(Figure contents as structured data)
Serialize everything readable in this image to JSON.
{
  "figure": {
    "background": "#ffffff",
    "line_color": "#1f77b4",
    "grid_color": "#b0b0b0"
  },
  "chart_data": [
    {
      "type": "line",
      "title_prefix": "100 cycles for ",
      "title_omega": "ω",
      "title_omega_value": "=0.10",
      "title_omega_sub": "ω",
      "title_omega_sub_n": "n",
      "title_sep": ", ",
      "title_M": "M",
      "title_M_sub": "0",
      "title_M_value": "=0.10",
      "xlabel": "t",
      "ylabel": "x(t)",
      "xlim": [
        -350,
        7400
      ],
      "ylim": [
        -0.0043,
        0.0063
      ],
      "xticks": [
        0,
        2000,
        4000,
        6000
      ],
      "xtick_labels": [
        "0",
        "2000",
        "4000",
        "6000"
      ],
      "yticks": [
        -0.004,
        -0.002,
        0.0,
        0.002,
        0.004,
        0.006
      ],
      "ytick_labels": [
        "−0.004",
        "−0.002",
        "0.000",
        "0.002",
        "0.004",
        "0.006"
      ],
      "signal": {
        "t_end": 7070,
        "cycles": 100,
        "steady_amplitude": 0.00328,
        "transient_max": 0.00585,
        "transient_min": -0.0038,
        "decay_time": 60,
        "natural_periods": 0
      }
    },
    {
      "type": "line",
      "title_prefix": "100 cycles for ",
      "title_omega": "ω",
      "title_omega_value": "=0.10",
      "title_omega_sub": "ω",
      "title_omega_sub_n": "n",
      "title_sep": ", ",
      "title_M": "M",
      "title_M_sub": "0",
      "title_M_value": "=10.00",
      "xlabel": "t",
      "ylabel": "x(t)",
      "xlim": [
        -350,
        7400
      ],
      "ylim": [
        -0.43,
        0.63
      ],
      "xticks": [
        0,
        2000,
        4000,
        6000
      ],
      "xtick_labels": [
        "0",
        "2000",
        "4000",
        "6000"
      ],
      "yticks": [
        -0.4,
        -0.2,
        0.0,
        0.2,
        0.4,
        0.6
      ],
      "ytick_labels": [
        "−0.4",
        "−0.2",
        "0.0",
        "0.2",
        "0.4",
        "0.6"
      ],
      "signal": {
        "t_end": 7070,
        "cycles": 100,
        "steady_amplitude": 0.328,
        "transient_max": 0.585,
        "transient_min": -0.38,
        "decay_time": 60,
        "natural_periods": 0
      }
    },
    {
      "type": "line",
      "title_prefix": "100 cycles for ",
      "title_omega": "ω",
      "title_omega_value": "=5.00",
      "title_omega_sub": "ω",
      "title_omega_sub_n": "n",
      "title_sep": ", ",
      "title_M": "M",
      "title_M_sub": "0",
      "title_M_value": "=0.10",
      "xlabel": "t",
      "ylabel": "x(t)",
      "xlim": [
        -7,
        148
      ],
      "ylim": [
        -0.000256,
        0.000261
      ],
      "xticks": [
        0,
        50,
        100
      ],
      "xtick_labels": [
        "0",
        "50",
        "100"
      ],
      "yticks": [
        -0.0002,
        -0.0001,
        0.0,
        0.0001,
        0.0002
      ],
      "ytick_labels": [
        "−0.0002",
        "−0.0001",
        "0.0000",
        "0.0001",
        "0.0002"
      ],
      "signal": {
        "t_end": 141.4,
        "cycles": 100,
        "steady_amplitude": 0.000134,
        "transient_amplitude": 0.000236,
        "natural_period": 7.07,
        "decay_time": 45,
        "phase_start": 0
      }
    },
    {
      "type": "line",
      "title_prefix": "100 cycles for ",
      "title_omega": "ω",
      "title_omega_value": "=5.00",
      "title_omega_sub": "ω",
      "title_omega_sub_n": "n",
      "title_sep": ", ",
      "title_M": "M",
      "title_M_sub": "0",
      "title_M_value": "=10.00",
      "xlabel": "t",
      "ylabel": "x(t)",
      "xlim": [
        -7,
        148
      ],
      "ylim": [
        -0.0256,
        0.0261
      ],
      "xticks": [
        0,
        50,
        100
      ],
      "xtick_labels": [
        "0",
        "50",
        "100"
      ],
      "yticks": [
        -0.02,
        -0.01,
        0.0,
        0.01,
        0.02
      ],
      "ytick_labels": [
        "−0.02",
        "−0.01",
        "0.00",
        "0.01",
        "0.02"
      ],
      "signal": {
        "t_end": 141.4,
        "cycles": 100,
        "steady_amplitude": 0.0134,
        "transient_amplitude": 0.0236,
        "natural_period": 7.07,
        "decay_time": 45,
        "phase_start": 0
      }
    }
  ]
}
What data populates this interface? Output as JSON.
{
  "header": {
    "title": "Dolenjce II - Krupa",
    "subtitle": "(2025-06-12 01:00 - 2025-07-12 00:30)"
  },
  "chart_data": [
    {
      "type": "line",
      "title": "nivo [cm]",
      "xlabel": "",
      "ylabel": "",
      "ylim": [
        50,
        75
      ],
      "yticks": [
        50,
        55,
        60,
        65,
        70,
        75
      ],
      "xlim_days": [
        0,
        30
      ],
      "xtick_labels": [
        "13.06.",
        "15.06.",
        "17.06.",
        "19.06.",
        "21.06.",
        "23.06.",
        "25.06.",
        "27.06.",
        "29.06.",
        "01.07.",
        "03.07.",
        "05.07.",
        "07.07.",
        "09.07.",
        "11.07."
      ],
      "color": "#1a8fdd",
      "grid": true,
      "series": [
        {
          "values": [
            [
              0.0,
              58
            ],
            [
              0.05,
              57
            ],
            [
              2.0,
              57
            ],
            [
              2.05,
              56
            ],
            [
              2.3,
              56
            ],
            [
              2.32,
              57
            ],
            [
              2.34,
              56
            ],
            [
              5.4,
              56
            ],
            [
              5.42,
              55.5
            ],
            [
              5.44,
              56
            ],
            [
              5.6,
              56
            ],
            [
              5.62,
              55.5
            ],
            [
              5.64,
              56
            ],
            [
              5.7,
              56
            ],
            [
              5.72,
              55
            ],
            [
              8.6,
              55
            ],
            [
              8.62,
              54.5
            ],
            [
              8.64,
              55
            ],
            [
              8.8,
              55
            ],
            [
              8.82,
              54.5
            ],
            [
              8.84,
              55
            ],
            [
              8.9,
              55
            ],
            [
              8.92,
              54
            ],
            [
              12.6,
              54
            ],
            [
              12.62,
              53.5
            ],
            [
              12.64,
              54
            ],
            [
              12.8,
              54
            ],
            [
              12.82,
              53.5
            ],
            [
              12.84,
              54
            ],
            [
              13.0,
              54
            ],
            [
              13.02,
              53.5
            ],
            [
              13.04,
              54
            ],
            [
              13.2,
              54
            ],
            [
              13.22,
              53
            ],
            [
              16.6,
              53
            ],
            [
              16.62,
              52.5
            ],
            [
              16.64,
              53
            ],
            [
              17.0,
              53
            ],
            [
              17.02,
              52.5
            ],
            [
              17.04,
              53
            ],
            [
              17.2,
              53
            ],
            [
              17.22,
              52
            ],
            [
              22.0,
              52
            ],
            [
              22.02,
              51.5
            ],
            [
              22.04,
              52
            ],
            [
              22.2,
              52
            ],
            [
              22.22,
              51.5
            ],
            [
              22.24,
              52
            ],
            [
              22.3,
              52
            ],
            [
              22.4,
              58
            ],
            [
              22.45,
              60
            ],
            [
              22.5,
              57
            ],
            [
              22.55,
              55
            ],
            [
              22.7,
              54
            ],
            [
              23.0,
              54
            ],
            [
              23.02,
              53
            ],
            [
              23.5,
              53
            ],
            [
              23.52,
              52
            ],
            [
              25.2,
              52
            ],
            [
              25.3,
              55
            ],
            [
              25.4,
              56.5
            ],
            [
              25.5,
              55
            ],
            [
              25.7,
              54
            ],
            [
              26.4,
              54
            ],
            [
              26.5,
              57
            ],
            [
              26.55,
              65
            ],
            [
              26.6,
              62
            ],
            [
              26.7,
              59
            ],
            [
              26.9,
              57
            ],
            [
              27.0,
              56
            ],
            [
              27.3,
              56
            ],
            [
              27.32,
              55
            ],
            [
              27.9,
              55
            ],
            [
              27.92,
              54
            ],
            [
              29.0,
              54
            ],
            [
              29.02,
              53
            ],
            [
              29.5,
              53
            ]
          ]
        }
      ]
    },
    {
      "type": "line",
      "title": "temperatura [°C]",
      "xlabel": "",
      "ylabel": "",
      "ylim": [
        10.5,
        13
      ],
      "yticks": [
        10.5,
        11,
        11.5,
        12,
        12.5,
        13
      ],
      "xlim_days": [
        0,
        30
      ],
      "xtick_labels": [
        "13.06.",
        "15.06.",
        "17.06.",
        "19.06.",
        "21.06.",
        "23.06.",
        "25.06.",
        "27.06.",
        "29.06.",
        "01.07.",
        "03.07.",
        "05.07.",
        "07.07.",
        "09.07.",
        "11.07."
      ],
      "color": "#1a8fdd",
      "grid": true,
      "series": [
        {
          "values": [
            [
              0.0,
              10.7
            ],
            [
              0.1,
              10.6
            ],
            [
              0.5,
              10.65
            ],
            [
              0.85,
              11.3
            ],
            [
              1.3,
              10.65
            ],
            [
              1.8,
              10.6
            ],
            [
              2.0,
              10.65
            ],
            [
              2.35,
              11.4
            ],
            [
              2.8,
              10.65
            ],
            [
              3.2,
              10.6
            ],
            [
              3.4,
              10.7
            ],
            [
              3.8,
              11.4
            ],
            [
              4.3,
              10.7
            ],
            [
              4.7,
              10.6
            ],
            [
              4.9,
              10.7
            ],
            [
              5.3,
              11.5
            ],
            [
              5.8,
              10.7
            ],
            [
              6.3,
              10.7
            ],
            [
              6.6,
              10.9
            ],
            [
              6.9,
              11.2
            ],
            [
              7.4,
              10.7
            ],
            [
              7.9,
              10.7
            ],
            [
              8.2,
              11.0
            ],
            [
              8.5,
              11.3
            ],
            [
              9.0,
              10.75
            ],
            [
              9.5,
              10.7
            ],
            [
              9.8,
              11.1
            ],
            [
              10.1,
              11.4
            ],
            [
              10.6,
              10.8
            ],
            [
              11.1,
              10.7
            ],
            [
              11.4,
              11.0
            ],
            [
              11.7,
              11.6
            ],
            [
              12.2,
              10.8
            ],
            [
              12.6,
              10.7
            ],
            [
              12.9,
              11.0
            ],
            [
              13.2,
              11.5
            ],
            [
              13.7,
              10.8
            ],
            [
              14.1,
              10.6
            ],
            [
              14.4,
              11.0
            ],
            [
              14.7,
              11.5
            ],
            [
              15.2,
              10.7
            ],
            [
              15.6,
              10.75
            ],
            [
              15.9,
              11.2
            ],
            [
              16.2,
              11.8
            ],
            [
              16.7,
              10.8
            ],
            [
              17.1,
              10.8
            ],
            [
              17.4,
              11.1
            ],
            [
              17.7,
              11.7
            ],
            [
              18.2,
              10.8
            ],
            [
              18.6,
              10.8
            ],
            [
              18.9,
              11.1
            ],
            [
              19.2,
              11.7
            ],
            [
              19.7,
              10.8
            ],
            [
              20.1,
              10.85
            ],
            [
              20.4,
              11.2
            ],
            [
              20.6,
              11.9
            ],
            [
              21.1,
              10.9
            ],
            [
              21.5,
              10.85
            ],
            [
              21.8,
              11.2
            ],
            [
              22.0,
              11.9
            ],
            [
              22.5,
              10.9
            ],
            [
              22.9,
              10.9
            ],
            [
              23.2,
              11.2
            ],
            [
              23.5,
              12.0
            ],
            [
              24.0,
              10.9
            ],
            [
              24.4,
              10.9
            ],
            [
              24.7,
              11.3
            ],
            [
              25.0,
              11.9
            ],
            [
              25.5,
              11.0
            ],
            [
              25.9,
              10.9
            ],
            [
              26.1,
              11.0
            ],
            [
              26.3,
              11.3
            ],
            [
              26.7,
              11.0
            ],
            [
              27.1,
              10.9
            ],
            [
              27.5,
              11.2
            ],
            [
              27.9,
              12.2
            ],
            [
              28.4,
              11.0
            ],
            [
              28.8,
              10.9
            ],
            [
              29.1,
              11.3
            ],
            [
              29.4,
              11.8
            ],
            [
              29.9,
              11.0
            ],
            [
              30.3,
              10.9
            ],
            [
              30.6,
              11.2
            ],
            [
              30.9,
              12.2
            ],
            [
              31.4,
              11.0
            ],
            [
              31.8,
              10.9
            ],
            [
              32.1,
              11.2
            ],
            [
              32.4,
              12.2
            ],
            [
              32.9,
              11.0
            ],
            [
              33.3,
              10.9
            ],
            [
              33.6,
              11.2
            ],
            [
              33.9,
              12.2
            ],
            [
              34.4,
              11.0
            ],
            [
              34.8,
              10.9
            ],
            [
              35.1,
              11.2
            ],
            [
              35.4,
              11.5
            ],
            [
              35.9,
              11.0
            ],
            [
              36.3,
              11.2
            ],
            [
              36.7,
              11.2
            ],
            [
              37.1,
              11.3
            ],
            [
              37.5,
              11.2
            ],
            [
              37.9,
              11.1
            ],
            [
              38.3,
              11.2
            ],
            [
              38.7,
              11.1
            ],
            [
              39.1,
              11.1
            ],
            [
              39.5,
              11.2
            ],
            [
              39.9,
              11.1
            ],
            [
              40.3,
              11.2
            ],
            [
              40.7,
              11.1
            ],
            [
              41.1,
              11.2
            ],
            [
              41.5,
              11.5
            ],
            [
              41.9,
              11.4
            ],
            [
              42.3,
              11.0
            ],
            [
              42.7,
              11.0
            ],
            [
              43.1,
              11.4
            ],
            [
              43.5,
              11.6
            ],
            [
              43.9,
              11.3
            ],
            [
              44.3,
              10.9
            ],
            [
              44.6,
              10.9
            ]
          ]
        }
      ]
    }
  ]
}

### The task
Pick out and copy the lines of the material that include the word "this".

### Exercise result
Serialize everything readable in this image to JSON.
What data populates this interface? Output as JSON.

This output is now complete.